(Saved entries)

++++++

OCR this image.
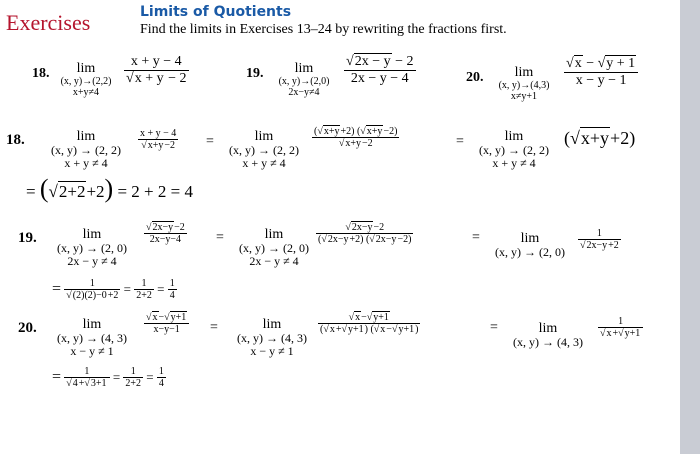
Exercises	Limits of Quotients
Find the limits in Exercises 13–24 by rewriting the fractions first.
18.	lim
(x, y)→(2,2)
x+y≠4
$\frac{x + y - 4}{√x + y - 2}$	19.	lim
(x, y)→(2,0)
2x−y≠4
$\frac{√2x - y - 2}{2x - y - 4}$	20.	lim
(x, y)→(4,3)
x≠y+1
$\frac{√x - √y + 1}{x - y - 1}$
18.	lim
(x, y) → (2, 2)
x + y ≠ 4
$\frac{x + y - 4}{√x+y-2}$ =	lim
(x, y) → (2, 2)
x + y ≠ 4
$\frac{(√x+y+2) (√x+y-2)}{√x+y-2}$	=	lim
(x, y) → (2, 2)
x + y ≠ 4
(√x+y+2)
= (√2+2+2) = 2 + 2 = 4
19.	lim
(x, y) → (2, 0)
2x − y ≠ 4
$\frac{√2x-y-2}{2x-y-4}$ =	lim
(x, y) → (2, 0)
2x − y ≠ 4
$\frac{√2x-y-2}{(√2x-y+2) (√2x-y-2)}$	=	lim
(x, y) → (2, 0)
$\frac{1}{√2x-y+2}$
= $\frac{1}{√(2)(2)-0+2} = \frac{1}{2+2} = \frac{1}{4}$
20.	lim
(x, y) → (4, 3)
x − y ≠ 1
$\frac{√x-√y+1}{x-y-1}$ =	lim
(x, y) → (4, 3)
x − y ≠ 1
$\frac{√x-√y+1}{(√x+√y+1) (√x-√y+1)}$	=	lim
(x, y) → (4, 3)
$\frac{1}{√x+√y+1}$
= $\frac{1}{√4+√3+1} = \frac{1}{2+2} = \frac{1}{4}$
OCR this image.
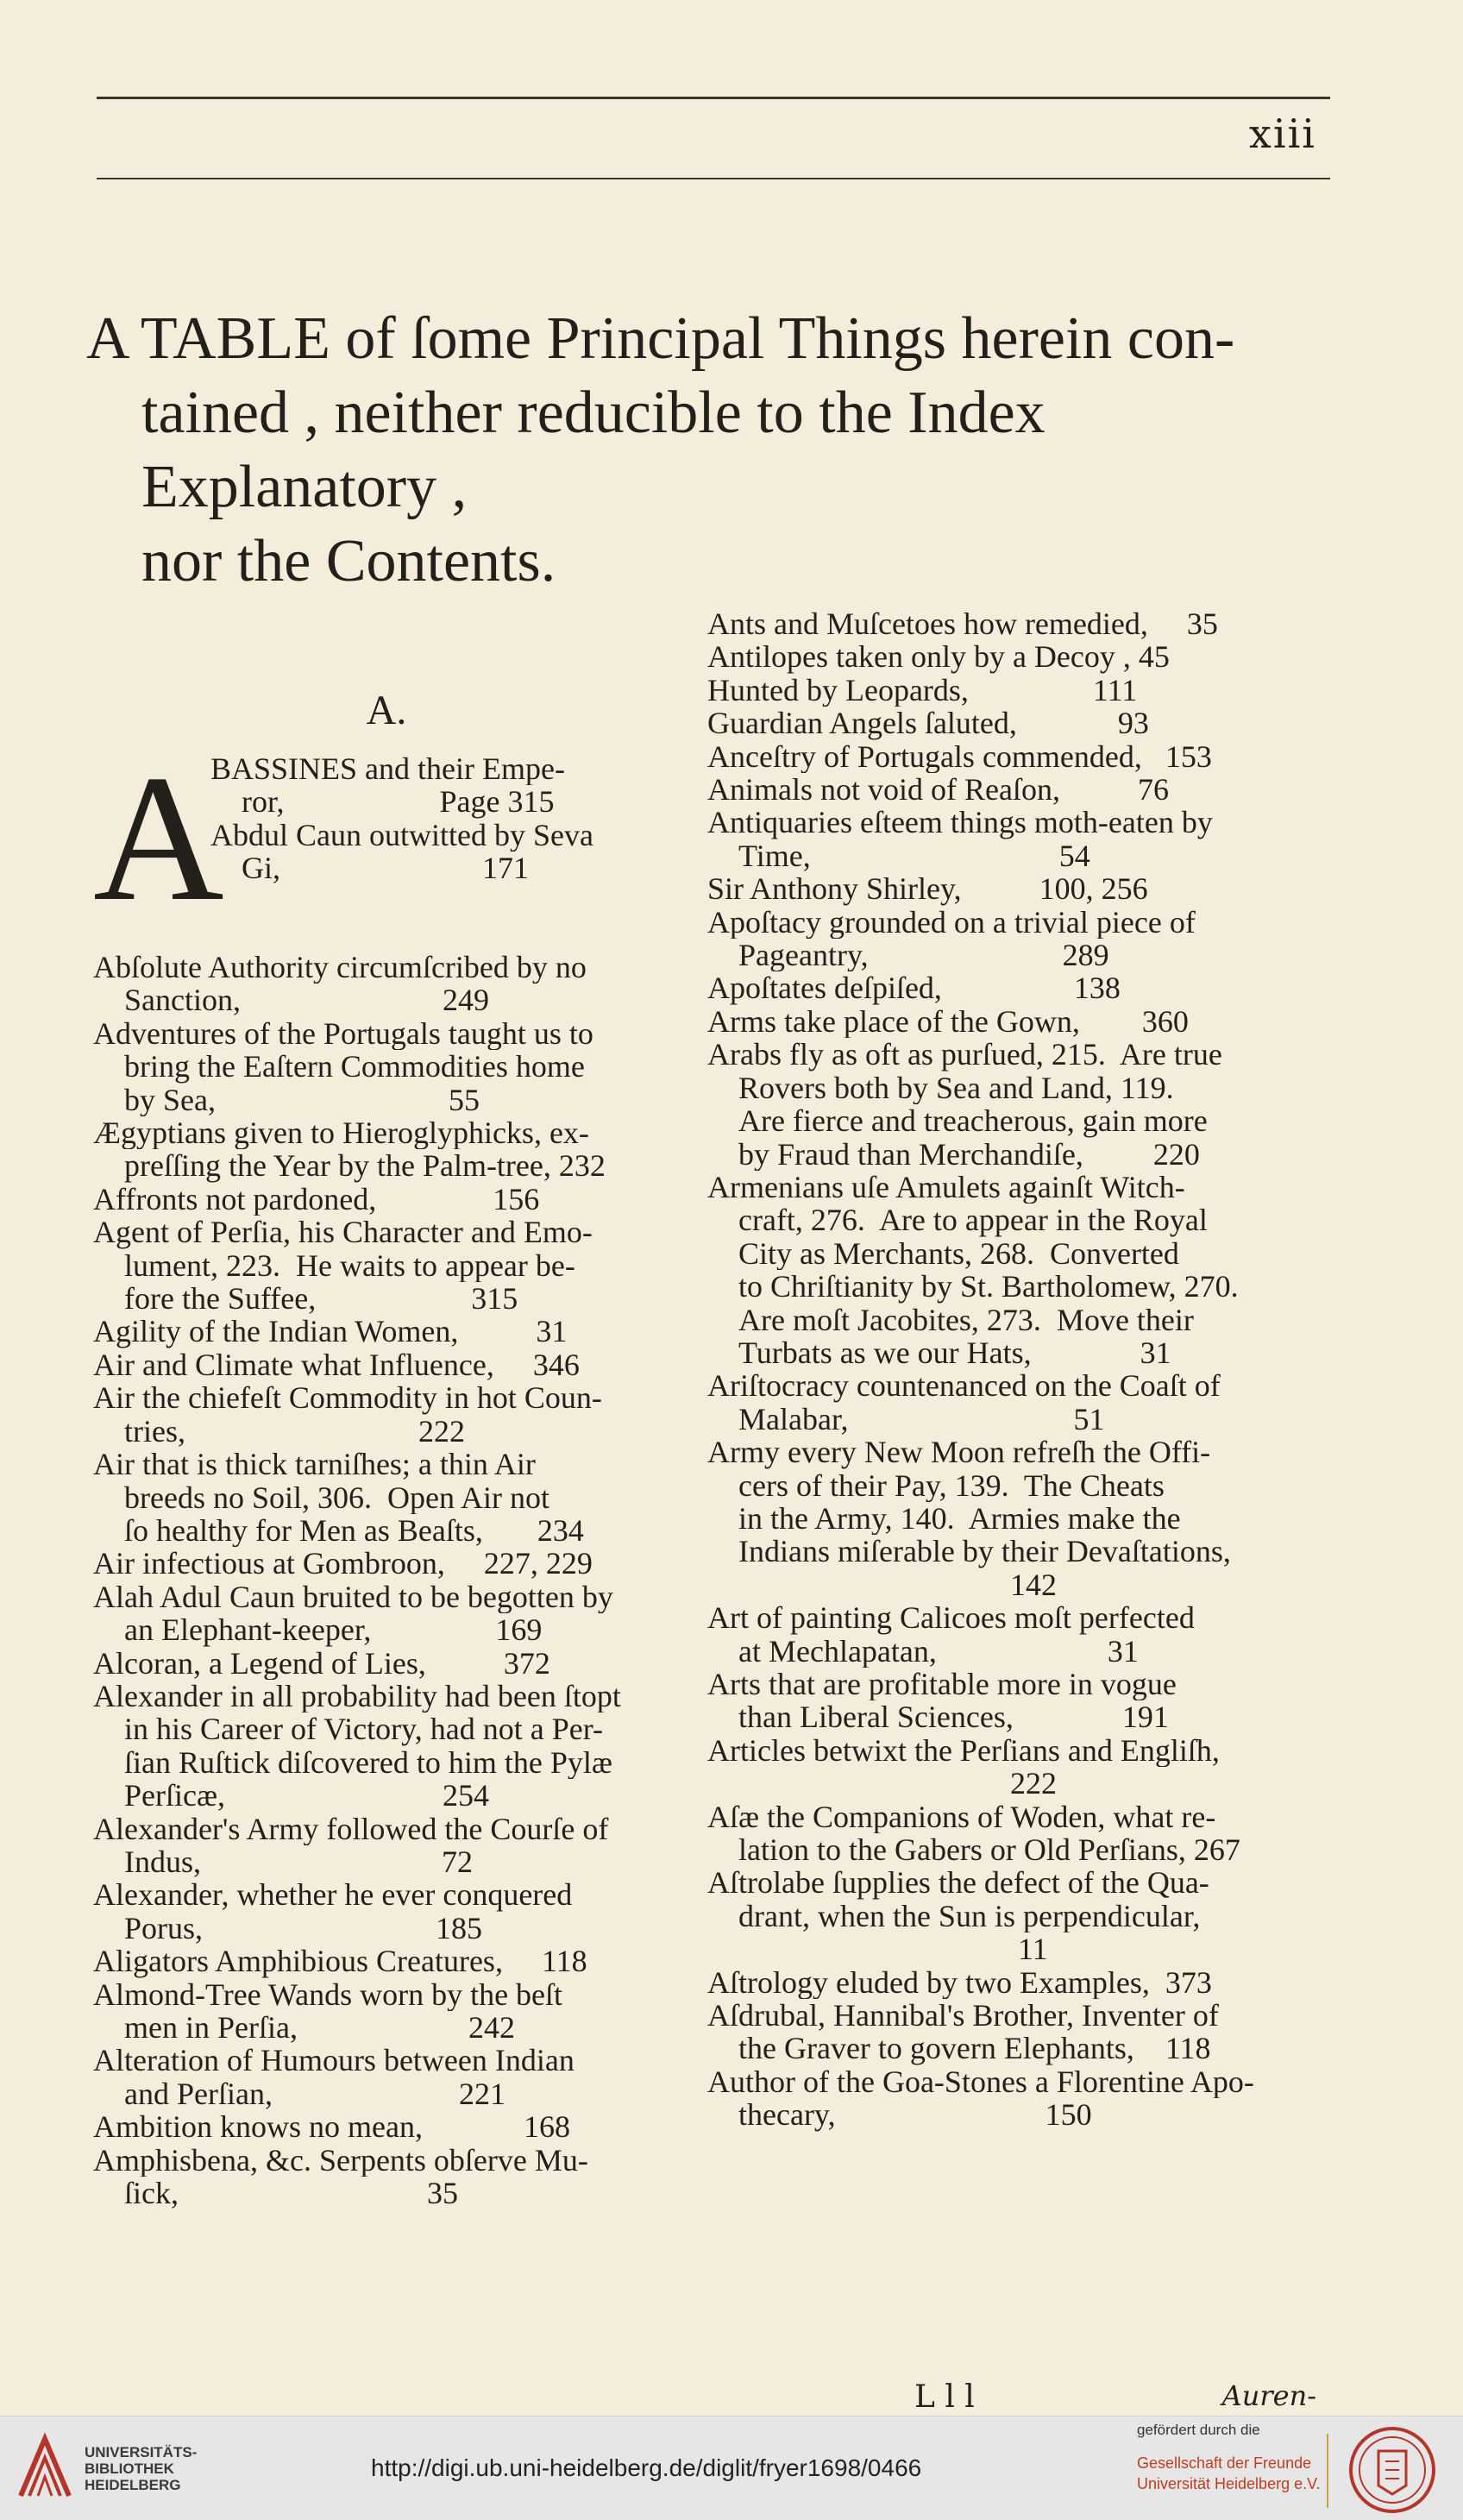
xiii
A TABLE of ſome Principal Things herein con-
tained , neither reducible to the Index Explanatory ,
nor the Contents.
A.
A
BASSINES and their Empe-
ror,                    Page 315
Abdul Caun outwitted by Seva
Gi,                          171
Abſolute Authority circumſcribed by no
Sanction,                          249
Adventures of the Portugals taught us to
bring the Eaſtern Commodities home
by Sea,                              55
Ægyptians given to Hieroglyphicks, ex-
preſſing the Year by the Palm-tree, 232
Affronts not pardoned,               156
Agent of Perſia, his Character and Emo-
lument, 223.  He waits to appear be-
fore the Suffee,                    315
Agility of the Indian Women,          31
Air and Climate what Influence,     346
Air the chiefeſt Commodity in hot Coun-
tries,                              222
Air that is thick tarniſhes; a thin Air
breeds no Soil, 306.  Open Air not
ſo healthy for Men as Beaſts,       234
Air infectious at Gombroon,     227, 229
Alah Adul Caun bruited to be begotten by
an Elephant-keeper,                169
Alcoran, a Legend of Lies,          372
Alexander in all probability had been ſtopt
in his Career of Victory, had not a Per-
ſian Ruſtick diſcovered to him the Pylæ
Perſicæ,                            254
Alexander's Army followed the Courſe of
Indus,                               72
Alexander, whether he ever conquered
Porus,                              185
Aligators Amphibious Creatures,     118
Almond-Tree Wands worn by the beſt
men in Perſia,                      242
Alteration of Humours between Indian
and Perſian,                        221
Ambition knows no mean,             168
Amphisbena, &c. Serpents obſerve Mu-
ſick,                                35
Ants and Muſcetoes how remedied,     35
Antilopes taken only by a Decoy , 45
Hunted by Leopards,                111
Guardian Angels ſaluted,             93
Anceſtry of Portugals commended,   153
Animals not void of Reaſon,          76
Antiquaries eſteem things moth-eaten by
Time,                                54
Sir Anthony Shirley,          100, 256
Apoſtacy grounded on a trivial piece of
Pageantry,                         289
Apoſtates deſpiſed,                 138
Arms take place of the Gown,        360
Arabs fly as oft as purſued, 215.  Are true
Rovers both by Sea and Land, 119.
Are fierce and treacherous, gain more
by Fraud than Merchandiſe,         220
Armenians uſe Amulets againſt Witch-
craft, 276.  Are to appear in the Royal
City as Merchants, 268.  Converted
to Chriſtianity by St. Bartholomew, 270.
Are moſt Jacobites, 273.  Move their
Turbats as we our Hats,              31
Ariſtocracy countenanced on the Coaſt of
Malabar,                             51
Army every New Moon refreſh the Offi-
cers of their Pay, 139.  The Cheats
in the Army, 140.  Armies make the
Indians miſerable by their Devaſtations,
142
Art of painting Calicoes moſt perfected
at Mechlapatan,                      31
Arts that are profitable more in vogue
than Liberal Sciences,              191
Articles betwixt the Perſians and Engliſh,
222
Aſæ the Companions of Woden, what re-
lation to the Gabers or Old Perſians, 267
Aſtrolabe ſupplies the defect of the Qua-
drant, when the Sun is perpendicular,
11
Aſtrology eluded by two Examples,  373
Aſdrubal, Hannibal's Brother, Inventer of
the Graver to govern Elephants,    118
Author of the Goa-Stones a Florentine Apo-
thecary,                           150
L l l	Auren-
UNIVERSITÄTS-
BIBLIOTHEK
HEIDELBERG
http://digi.ub.uni-heidelberg.de/diglit/fryer1698/0466
gefördert durch die
Gesellschaft der Freunde
Universität Heidelberg e.V.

++++++

▶ **Your instructions**
Every record above must be given again exactly; drop the pictures.

▶ **Expected answer**
OCR this image.
Exercises	Limits of Quotients
Find the limits in Exercises 13–24 by rewriting the fractions first.
18.	lim
(x, y)→(2,2)
x+y≠4
$\frac{x + y - 4}{√x + y - 2}$	19.	lim
(x, y)→(2,0)
2x−y≠4
$\frac{√2x - y - 2}{2x - y - 4}$	20.	lim
(x, y)→(4,3)
x≠y+1
$\frac{√x - √y + 1}{x - y - 1}$
18.	lim
(x, y) → (2, 2)
x + y ≠ 4
$\frac{x + y - 4}{√x+y-2}$ =	lim
(x, y) → (2, 2)
x + y ≠ 4
$\frac{(√x+y+2) (√x+y-2)}{√x+y-2}$	=	lim
(x, y) → (2, 2)
x + y ≠ 4
(√x+y+2)
= (√2+2+2) = 2 + 2 = 4
19.	lim
(x, y) → (2, 0)
2x − y ≠ 4
$\frac{√2x-y-2}{2x-y-4}$ =	lim
(x, y) → (2, 0)
2x − y ≠ 4
$\frac{√2x-y-2}{(√2x-y+2) (√2x-y-2)}$	=	lim
(x, y) → (2, 0)
$\frac{1}{√2x-y+2}$
= $\frac{1}{√(2)(2)-0+2} = \frac{1}{2+2} = \frac{1}{4}$
20.	lim
(x, y) → (4, 3)
x − y ≠ 1
$\frac{√x-√y+1}{x-y-1}$ =	lim
(x, y) → (4, 3)
x − y ≠ 1
$\frac{√x-√y+1}{(√x+√y+1) (√x-√y+1)}$	=	lim
(x, y) → (4, 3)
$\frac{1}{√x+√y+1}$
= $\frac{1}{√4+√3+1} = \frac{1}{2+2} = \frac{1}{4}$
OCR this image.
xiii
A TABLE of ſome Principal Things herein con-
tained , neither reducible to the Index Explanatory ,
nor the Contents.
A.
A
BASSINES and their Empe-
ror,                    Page 315
Abdul Caun outwitted by Seva
Gi,                          171
Abſolute Authority circumſcribed by no
Sanction,                          249
Adventures of the Portugals taught us to
bring the Eaſtern Commodities home
by Sea,                              55
Ægyptians given to Hieroglyphicks, ex-
preſſing the Year by the Palm-tree, 232
Affronts not pardoned,               156
Agent of Perſia, his Character and Emo-
lument, 223.  He waits to appear be-
fore the Suffee,                    315
Agility of the Indian Women,          31
Air and Climate what Influence,     346
Air the chiefeſt Commodity in hot Coun-
tries,                              222
Air that is thick tarniſhes; a thin Air
breeds no Soil, 306.  Open Air not
ſo healthy for Men as Beaſts,       234
Air infectious at Gombroon,     227, 229
Alah Adul Caun bruited to be begotten by
an Elephant-keeper,                169
Alcoran, a Legend of Lies,          372
Alexander in all probability had been ſtopt
in his Career of Victory, had not a Per-
ſian Ruſtick diſcovered to him the Pylæ
Perſicæ,                            254
Alexander's Army followed the Courſe of
Indus,                               72
Alexander, whether he ever conquered
Porus,                              185
Aligators Amphibious Creatures,     118
Almond-Tree Wands worn by the beſt
men in Perſia,                      242
Alteration of Humours between Indian
and Perſian,                        221
Ambition knows no mean,             168
Amphisbena, &c. Serpents obſerve Mu-
ſick,                                35
Ants and Muſcetoes how remedied,     35
Antilopes taken only by a Decoy , 45
Hunted by Leopards,                111
Guardian Angels ſaluted,             93
Anceſtry of Portugals commended,   153
Animals not void of Reaſon,          76
Antiquaries eſteem things moth-eaten by
Time,                                54
Sir Anthony Shirley,          100, 256
Apoſtacy grounded on a trivial piece of
Pageantry,                         289
Apoſtates deſpiſed,                 138
Arms take place of the Gown,        360
Arabs fly as oft as purſued, 215.  Are true
Rovers both by Sea and Land, 119.
Are fierce and treacherous, gain more
by Fraud than Merchandiſe,         220
Armenians uſe Amulets againſt Witch-
craft, 276.  Are to appear in the Royal
City as Merchants, 268.  Converted
to Chriſtianity by St. Bartholomew, 270.
Are moſt Jacobites, 273.  Move their
Turbats as we our Hats,              31
Ariſtocracy countenanced on the Coaſt of
Malabar,                             51
Army every New Moon refreſh the Offi-
cers of their Pay, 139.  The Cheats
in the Army, 140.  Armies make the
Indians miſerable by their Devaſtations,
142
Art of painting Calicoes moſt perfected
at Mechlapatan,                      31
Arts that are profitable more in vogue
than Liberal Sciences,              191
Articles betwixt the Perſians and Engliſh,
222
Aſæ the Companions of Woden, what re-
lation to the Gabers or Old Perſians, 267
Aſtrolabe ſupplies the defect of the Qua-
drant, when the Sun is perpendicular,
11
Aſtrology eluded by two Examples,  373
Aſdrubal, Hannibal's Brother, Inventer of
the Graver to govern Elephants,    118
Author of the Goa-Stones a Florentine Apo-
thecary,                           150
L l l	Auren-
UNIVERSITÄTS-
BIBLIOTHEK
HEIDELBERG
http://digi.ub.uni-heidelberg.de/diglit/fryer1698/0466
gefördert durch die
Gesellschaft der Freunde
Universität Heidelberg e.V.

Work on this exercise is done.